Input records
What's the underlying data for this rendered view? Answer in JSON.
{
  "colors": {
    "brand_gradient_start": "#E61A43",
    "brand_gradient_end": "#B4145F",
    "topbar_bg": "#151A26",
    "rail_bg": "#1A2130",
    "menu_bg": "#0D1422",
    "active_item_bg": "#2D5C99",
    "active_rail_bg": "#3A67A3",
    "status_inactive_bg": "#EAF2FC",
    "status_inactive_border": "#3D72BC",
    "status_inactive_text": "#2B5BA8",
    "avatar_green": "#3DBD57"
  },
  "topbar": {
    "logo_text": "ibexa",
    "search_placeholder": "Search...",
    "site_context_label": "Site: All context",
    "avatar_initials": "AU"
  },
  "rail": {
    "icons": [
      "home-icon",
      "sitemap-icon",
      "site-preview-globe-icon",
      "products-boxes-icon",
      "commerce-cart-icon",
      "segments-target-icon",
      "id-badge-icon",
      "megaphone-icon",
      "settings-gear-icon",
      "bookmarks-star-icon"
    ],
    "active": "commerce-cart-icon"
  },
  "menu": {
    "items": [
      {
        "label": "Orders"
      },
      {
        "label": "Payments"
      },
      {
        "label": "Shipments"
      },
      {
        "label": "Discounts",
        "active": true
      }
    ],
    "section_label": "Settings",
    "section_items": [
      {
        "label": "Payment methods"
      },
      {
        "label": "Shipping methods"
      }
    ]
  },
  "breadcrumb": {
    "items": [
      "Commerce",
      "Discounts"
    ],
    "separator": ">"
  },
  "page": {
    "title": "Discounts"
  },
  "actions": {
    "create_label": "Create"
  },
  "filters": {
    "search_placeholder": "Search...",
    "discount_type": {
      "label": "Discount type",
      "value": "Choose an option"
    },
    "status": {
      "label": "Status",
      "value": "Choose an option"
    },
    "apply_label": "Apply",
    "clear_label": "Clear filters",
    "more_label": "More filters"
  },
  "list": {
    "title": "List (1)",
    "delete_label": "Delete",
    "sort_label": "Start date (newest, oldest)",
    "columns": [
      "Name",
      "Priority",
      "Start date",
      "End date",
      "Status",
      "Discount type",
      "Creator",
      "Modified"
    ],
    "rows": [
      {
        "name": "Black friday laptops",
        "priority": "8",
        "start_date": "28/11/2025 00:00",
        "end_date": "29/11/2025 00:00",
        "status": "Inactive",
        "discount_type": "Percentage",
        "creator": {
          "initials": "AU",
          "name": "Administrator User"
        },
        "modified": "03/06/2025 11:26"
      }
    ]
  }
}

Exercise goal
Transcribe all of the lines in the records precisely.

Finished task
What's the underlying data for this rendered view? Answer in JSON.
{
  "colors": {
    "brand_gradient_start": "#E61A43",
    "brand_gradient_end": "#B4145F",
    "topbar_bg": "#151A26",
    "rail_bg": "#1A2130",
    "menu_bg": "#0D1422",
    "active_item_bg": "#2D5C99",
    "active_rail_bg": "#3A67A3",
    "status_inactive_bg": "#EAF2FC",
    "status_inactive_border": "#3D72BC",
    "status_inactive_text": "#2B5BA8",
    "avatar_green": "#3DBD57"
  },
  "topbar": {
    "logo_text": "ibexa",
    "search_placeholder": "Search...",
    "site_context_label": "Site: All context",
    "avatar_initials": "AU"
  },
  "rail": {
    "icons": [
      "home-icon",
      "sitemap-icon",
      "site-preview-globe-icon",
      "products-boxes-icon",
      "commerce-cart-icon",
      "segments-target-icon",
      "id-badge-icon",
      "megaphone-icon",
      "settings-gear-icon",
      "bookmarks-star-icon"
    ],
    "active": "commerce-cart-icon"
  },
  "menu": {
    "items": [
      {
        "label": "Orders"
      },
      {
        "label": "Payments"
      },
      {
        "label": "Shipments"
      },
      {
        "label": "Discounts",
        "active": true
      }
    ],
    "section_label": "Settings",
    "section_items": [
      {
        "label": "Payment methods"
      },
      {
        "label": "Shipping methods"
      }
    ]
  },
  "breadcrumb": {
    "items": [
      "Commerce",
      "Discounts"
    ],
    "separator": ">"
  },
  "page": {
    "title": "Discounts"
  },
  "actions": {
    "create_label": "Create"
  },
  "filters": {
    "search_placeholder": "Search...",
    "discount_type": {
      "label": "Discount type",
      "value": "Choose an option"
    },
    "status": {
      "label": "Status",
      "value": "Choose an option"
    },
    "apply_label": "Apply",
    "clear_label": "Clear filters",
    "more_label": "More filters"
  },
  "list": {
    "title": "List (1)",
    "delete_label": "Delete",
    "sort_label": "Start date (newest, oldest)",
    "columns": [
      "Name",
      "Priority",
      "Start date",
      "End date",
      "Status",
      "Discount type",
      "Creator",
      "Modified"
    ],
    "rows": [
      {
        "name": "Black friday laptops",
        "priority": "8",
        "start_date": "28/11/2025 00:00",
        "end_date": "29/11/2025 00:00",
        "status": "Inactive",
        "discount_type": "Percentage",
        "creator": {
          "initials": "AU",
          "name": "Administrator User"
        },
        "modified": "03/06/2025 11:26"
      }
    ]
  }
}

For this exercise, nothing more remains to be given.